Data entries:
■ ■ ■ ■ ■

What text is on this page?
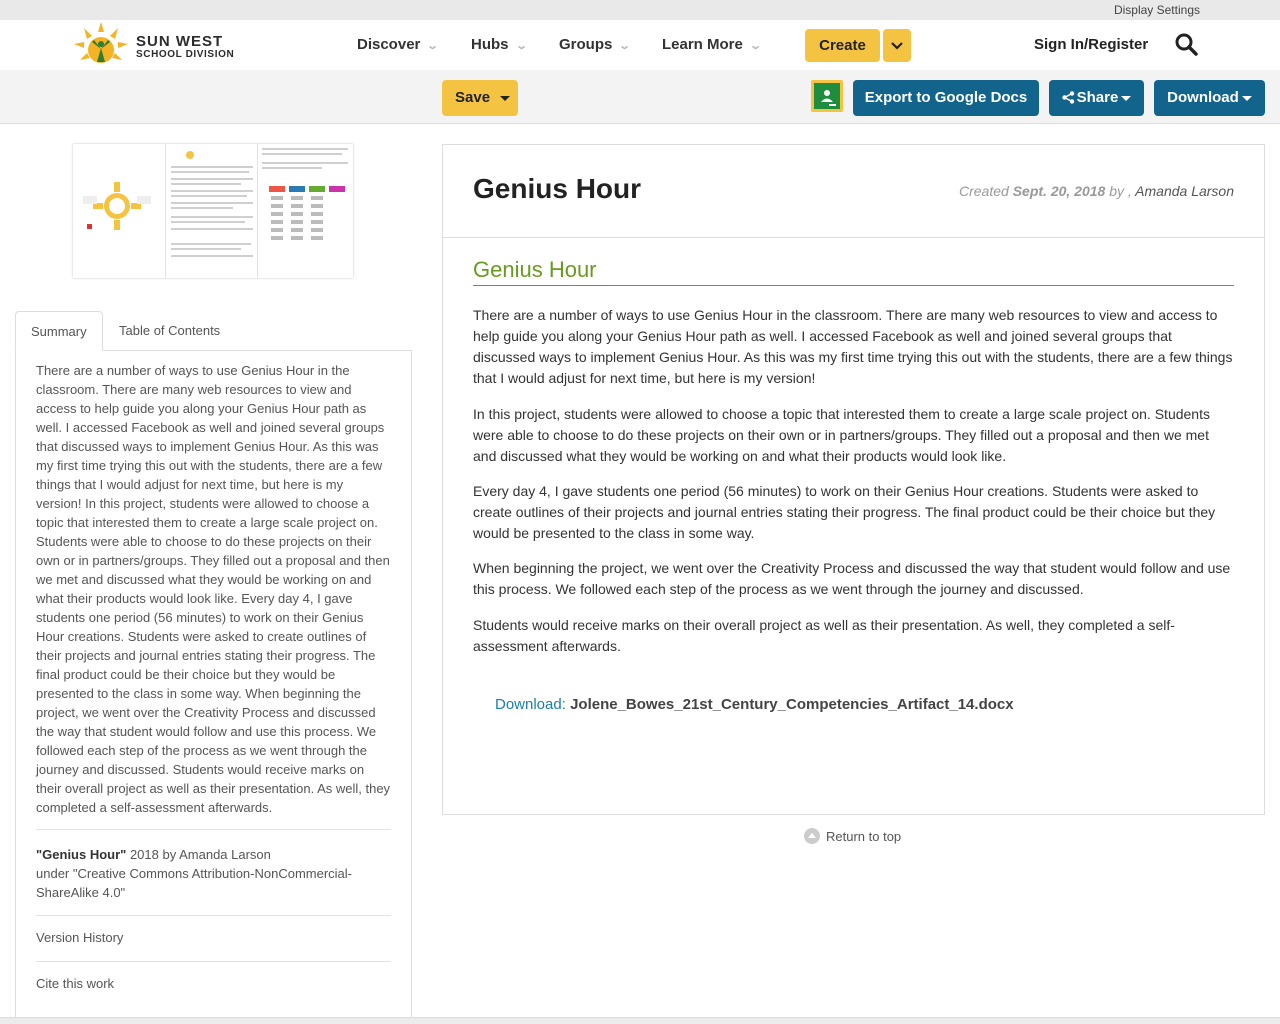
Display Settings
SUN WEST
SCHOOL DIVISION
Discover ⌄ Hubs ⌄ Groups ⌄ Learn More ⌄	Create	Sign In/Register
Save	Export to Google Docs	Share	Download
Summary	Table of Contents
There are a number of ways to use Genius Hour in the classroom. There are many web resources to view and access to help guide you along your Genius Hour path as well. I accessed Facebook as well and joined several groups that discussed ways to implement Genius Hour. As this was my first time trying this out with the students, there are a few things that I would adjust for next time, but here is my version! In this project, students were allowed to choose a topic that interested them to create a large scale project on. Students were able to choose to do these projects on their own or in partners/groups. They filled out a proposal and then we met and discussed what they would be working on and what their products would look like. Every day 4, I gave students one period (56 minutes) to work on their Genius Hour creations. Students were asked to create outlines of their projects and journal entries stating their progress. The final product could be their choice but they would be presented to the class in some way. When beginning the project, we went over the Creativity Process and discussed the way that student would follow and use this process. We followed each step of the process as we went through the journey and discussed. Students would receive marks on their overall project as well as their presentation. As well, they completed a self-assessment afterwards.
"Genius Hour" 2018 by Amanda Larson
under "Creative Commons Attribution-NonCommercial-ShareAlike 4.0"
Version History
Cite this work
Genius Hour	Created Sept. 20, 2018 by , Amanda Larson
Genius Hour

There are a number of ways to use Genius Hour in the classroom. There are many web resources to view and access to help guide you along your Genius Hour path as well. I accessed Facebook as well and joined several groups that discussed ways to implement Genius Hour. As this was my first time trying this out with the students, there are a few things that I would adjust for next time, but here is my version!

In this project, students were allowed to choose a topic that interested them to create a large scale project on. Students were able to choose to do these projects on their own or in partners/groups. They filled out a proposal and then we met and discussed what they would be working on and what their products would look like.

Every day 4, I gave students one period (56 minutes) to work on their Genius Hour creations. Students were asked to create outlines of their projects and journal entries stating their progress. The final product could be their choice but they would be presented to the class in some way.

When beginning the project, we went over the Creativity Process and discussed the way that student would follow and use this process. We followed each step of the process as we went through the journey and discussed.

Students would receive marks on their overall project as well as their presentation. As well, they completed a self-assessment afterwards.

Download: Jolene_Bowes_21st_Century_Competencies_Artifact_14.docx
Return to top
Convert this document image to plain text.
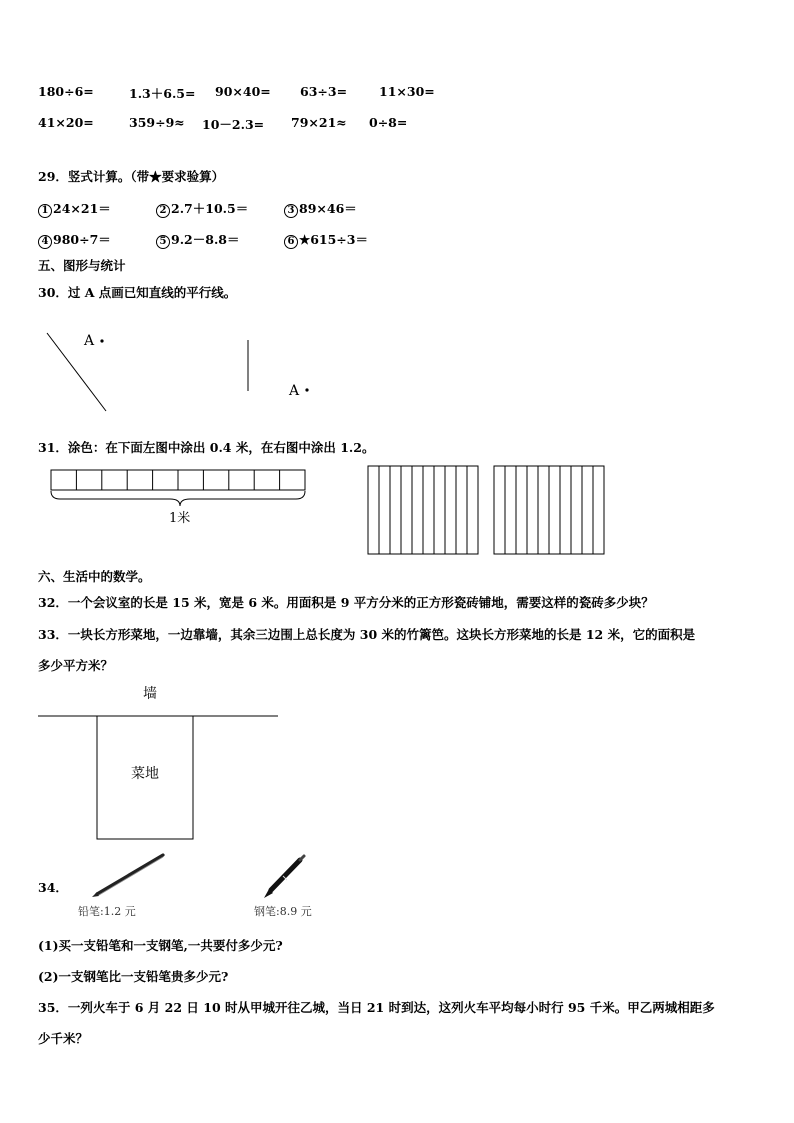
180÷6=	1.3＋6.5= 90×40= 63÷3=	11×30=
41×20=	359÷9≈ 10－2.3= 79×21≈ 0÷8=
29．竖式计算。（带★要求验算）
1 24×21＝	2 2.7＋10.5＝	3 89×46＝
4 980÷7＝	5 9.2－8.8＝	6 ★615÷3＝
五、图形与统计
30．过 A 点画已知直线的平行线。
A
A
31．涂色：在下面左图中涂出 0.4 米，在右图中涂出 1.2。
1米
六、生活中的数学。
32．一个会议室的长是 15 米，宽是 6 米。用面积是 9 平方分米的正方形瓷砖铺地，需要这样的瓷砖多少块？
33．一块长方形菜地，一边靠墙，其余三边围上总长度为 30 米的竹篱笆。这块长方形菜地的长是 12 米，它的面积是
多少平方米？
墙
菜地
34．
铅笔:1.2 元	钢笔:8.9 元
(1)买一支铅笔和一支钢笔,一共要付多少元?
(2)一支钢笔比一支铅笔贵多少元?
35．一列火车于 6 月 22 日 10 时从甲城开往乙城，当日 21 时到达，这列火车平均每小时行 95 千米。甲乙两城相距多
少千米？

■ ■ ■ ■ ■

§ **Exercise directions**: Search the data for "Amanda". Copy every matching line.

§ **Reply**:
"Genius Hour" 2018 by Amanda Larson
Genius Hour	Created Sept. 20, 2018 by , Amanda Larson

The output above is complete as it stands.